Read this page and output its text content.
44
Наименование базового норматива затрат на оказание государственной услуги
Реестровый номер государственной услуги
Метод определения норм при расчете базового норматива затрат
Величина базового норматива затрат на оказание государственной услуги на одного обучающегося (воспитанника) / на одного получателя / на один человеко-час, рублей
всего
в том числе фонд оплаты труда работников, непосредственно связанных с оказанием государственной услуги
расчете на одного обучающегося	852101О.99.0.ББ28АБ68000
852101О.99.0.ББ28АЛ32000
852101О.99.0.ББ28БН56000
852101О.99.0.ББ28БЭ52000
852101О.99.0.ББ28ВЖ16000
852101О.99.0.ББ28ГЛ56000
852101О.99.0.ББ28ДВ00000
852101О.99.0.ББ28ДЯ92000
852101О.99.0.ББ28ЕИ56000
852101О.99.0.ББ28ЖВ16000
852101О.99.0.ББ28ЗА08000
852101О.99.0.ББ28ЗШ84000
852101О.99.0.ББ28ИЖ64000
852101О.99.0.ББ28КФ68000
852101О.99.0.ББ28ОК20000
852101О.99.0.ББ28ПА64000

|---|

** Do this **
From the entries above, copy out every line where the string "затрат" appears.

** Output of the exercise **
Наименование базового норматива затрат на оказание государственной услуги
Метод определения норм при расчете базового норматива затрат
Величина базового норматива затрат на оказание государственной услуги на одного обучающегося (воспитанника) / на одного получателя / на один человеко-час, рублей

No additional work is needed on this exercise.